====== INPUT ======

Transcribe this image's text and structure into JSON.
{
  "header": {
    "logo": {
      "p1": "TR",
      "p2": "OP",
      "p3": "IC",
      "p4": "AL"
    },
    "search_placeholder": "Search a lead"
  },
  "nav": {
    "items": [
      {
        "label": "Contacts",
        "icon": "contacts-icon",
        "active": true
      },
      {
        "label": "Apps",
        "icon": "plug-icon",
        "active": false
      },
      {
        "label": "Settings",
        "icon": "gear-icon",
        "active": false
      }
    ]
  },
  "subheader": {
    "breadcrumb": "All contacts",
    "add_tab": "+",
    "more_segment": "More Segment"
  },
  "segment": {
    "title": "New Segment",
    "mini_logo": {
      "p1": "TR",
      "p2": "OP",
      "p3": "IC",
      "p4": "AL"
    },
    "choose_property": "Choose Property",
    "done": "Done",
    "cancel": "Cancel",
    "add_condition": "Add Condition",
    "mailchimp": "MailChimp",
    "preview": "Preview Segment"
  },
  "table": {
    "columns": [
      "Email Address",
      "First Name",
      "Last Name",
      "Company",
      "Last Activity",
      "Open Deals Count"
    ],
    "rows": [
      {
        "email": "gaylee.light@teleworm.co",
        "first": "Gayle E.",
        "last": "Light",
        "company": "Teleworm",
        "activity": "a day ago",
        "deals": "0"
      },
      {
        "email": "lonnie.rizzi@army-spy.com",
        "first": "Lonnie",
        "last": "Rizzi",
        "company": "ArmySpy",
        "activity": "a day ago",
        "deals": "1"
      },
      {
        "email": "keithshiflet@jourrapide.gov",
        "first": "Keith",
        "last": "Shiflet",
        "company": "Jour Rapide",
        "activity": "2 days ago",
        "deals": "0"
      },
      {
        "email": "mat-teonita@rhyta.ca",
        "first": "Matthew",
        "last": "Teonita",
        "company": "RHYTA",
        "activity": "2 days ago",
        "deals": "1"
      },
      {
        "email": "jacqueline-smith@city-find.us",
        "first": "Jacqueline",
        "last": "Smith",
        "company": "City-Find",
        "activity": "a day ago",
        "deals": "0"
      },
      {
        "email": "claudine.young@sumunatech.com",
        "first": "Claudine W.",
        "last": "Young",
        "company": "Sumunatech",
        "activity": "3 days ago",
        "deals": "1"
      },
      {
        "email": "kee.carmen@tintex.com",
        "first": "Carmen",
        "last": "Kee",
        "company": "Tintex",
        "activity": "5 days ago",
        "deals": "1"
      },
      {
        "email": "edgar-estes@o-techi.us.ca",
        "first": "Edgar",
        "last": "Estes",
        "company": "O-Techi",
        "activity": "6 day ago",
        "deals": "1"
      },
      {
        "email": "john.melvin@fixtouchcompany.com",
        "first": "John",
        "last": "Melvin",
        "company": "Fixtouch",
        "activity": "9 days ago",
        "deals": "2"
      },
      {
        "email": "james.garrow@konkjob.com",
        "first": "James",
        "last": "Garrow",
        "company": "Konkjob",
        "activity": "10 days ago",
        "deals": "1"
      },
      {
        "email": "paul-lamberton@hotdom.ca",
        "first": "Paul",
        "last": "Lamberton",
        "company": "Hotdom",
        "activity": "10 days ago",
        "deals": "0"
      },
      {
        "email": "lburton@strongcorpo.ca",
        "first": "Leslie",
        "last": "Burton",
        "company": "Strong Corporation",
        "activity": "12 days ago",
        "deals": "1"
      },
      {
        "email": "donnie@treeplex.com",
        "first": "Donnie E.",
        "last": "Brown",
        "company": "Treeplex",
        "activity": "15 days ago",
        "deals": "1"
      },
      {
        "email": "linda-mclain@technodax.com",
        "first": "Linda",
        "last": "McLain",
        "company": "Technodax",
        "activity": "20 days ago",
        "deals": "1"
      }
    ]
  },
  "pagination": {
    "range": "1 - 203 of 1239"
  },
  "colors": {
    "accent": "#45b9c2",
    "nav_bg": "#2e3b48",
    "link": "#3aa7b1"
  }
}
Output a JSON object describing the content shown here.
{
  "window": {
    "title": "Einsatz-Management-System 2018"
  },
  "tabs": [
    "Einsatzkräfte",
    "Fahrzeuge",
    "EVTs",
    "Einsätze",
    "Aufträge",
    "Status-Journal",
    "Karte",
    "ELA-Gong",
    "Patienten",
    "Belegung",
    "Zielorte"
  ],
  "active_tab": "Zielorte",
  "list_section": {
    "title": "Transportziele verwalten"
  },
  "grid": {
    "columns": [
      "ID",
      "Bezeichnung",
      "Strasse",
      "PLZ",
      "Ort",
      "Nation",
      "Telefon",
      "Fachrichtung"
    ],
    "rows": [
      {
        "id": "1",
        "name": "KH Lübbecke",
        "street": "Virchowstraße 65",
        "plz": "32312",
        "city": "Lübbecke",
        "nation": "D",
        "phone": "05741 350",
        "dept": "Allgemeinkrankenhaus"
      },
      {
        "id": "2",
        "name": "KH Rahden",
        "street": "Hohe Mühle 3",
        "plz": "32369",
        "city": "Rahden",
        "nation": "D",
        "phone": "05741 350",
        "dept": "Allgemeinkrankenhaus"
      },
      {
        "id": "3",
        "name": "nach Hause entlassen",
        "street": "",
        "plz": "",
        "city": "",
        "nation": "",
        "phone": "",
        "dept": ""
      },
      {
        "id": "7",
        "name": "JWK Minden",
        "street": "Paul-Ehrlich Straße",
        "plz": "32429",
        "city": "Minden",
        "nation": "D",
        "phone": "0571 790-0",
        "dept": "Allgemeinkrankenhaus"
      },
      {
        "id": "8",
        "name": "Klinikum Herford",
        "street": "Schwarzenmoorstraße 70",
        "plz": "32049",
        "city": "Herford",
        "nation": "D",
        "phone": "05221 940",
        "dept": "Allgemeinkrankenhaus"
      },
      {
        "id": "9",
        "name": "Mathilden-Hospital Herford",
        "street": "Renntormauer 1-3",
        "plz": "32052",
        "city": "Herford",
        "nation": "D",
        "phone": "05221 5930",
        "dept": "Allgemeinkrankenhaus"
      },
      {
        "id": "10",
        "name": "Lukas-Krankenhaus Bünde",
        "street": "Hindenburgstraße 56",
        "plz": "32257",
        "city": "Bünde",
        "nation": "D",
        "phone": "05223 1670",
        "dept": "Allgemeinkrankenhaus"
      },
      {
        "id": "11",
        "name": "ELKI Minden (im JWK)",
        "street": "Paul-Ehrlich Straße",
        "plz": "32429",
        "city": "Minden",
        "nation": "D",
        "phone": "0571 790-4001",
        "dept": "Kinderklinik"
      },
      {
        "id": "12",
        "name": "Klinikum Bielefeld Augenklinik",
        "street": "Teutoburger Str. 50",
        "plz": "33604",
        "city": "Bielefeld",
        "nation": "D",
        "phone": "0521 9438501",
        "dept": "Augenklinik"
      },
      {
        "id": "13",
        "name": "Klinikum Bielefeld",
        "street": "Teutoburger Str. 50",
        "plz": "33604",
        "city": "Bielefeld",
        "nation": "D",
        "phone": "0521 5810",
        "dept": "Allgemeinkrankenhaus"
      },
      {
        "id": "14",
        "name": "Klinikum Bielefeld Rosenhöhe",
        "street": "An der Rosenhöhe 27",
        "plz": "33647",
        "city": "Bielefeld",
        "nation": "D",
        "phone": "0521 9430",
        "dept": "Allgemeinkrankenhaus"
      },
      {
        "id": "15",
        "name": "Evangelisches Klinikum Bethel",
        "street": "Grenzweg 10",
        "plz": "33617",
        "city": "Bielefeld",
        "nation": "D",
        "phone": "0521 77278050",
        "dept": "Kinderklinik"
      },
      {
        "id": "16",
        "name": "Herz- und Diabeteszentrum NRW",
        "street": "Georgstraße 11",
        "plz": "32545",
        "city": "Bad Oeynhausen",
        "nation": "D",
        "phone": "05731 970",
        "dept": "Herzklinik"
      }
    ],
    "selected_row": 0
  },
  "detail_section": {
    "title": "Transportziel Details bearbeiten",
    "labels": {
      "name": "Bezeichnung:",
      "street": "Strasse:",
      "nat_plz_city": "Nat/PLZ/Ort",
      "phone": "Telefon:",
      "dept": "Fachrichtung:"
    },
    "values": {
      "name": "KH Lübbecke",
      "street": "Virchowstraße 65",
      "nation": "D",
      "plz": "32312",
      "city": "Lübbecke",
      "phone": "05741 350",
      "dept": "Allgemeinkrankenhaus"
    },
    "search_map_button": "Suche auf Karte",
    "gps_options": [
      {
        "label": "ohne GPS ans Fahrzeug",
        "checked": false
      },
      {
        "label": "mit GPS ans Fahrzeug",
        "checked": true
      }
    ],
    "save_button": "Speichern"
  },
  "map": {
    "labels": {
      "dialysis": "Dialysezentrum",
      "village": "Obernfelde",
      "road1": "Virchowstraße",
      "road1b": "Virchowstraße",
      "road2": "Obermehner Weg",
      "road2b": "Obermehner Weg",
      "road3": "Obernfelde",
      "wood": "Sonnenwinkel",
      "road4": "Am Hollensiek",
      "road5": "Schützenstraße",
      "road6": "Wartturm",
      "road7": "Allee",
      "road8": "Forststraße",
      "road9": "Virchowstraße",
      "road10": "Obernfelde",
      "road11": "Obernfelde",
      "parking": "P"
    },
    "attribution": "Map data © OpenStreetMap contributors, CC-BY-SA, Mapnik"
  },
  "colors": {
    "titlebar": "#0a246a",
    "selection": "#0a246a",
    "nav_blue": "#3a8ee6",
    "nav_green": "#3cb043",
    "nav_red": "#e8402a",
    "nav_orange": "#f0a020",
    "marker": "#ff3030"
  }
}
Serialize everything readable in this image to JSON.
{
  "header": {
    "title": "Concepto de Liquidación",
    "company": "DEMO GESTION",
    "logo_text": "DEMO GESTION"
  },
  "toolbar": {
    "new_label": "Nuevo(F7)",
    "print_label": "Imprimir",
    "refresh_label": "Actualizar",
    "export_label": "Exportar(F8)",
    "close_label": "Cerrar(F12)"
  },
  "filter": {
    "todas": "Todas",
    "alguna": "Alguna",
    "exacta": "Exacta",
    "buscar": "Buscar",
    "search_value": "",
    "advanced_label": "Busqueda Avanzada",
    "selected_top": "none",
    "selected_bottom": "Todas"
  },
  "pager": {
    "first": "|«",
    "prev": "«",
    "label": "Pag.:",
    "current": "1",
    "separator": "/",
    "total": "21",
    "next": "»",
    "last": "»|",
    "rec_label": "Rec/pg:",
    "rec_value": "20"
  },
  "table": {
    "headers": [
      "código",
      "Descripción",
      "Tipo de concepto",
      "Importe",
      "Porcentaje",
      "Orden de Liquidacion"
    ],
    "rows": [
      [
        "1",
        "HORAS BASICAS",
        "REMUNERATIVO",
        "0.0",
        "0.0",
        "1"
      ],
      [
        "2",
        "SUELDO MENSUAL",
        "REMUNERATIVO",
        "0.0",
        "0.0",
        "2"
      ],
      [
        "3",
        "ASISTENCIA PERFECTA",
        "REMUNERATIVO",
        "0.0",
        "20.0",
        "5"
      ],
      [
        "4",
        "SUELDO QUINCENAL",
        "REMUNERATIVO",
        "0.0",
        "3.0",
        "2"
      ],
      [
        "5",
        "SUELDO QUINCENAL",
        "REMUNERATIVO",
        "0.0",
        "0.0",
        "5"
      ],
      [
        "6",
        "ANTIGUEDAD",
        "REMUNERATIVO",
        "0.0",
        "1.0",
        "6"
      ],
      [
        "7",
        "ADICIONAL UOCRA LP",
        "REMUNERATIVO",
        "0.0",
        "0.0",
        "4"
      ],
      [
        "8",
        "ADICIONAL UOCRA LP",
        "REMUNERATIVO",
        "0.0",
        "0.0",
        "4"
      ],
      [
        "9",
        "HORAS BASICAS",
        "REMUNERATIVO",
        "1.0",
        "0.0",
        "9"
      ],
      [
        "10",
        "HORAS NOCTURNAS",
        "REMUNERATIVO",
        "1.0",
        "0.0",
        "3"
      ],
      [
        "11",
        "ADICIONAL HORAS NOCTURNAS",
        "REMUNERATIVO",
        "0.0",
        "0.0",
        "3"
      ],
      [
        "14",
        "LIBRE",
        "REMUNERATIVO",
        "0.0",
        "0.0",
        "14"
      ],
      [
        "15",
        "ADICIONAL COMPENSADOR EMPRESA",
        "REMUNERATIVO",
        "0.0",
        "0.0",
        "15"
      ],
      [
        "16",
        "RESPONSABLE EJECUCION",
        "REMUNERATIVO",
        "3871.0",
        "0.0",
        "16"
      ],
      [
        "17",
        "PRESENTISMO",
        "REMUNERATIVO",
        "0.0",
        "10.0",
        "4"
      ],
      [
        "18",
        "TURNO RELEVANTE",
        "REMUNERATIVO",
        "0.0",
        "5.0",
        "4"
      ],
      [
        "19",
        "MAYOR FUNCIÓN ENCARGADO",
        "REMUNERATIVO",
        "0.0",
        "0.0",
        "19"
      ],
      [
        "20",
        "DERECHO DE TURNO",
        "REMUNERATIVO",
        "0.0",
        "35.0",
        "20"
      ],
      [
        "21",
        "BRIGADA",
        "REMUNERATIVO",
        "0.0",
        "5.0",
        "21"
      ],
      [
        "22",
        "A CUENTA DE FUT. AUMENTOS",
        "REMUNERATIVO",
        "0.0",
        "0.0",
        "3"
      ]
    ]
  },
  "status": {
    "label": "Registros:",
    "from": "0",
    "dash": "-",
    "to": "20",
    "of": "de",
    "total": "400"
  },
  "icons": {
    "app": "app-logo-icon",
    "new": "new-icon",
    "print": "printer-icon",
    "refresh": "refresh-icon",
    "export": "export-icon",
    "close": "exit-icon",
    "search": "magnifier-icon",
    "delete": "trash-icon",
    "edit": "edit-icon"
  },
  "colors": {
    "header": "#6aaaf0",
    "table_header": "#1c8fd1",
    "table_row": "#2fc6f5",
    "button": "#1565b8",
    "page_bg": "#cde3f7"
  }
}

======

• INSTRUCTIONS TO FOLLOW
Your answer should be a single number: the count of lines in the material above that contain "days".

• RESULT BELOW
10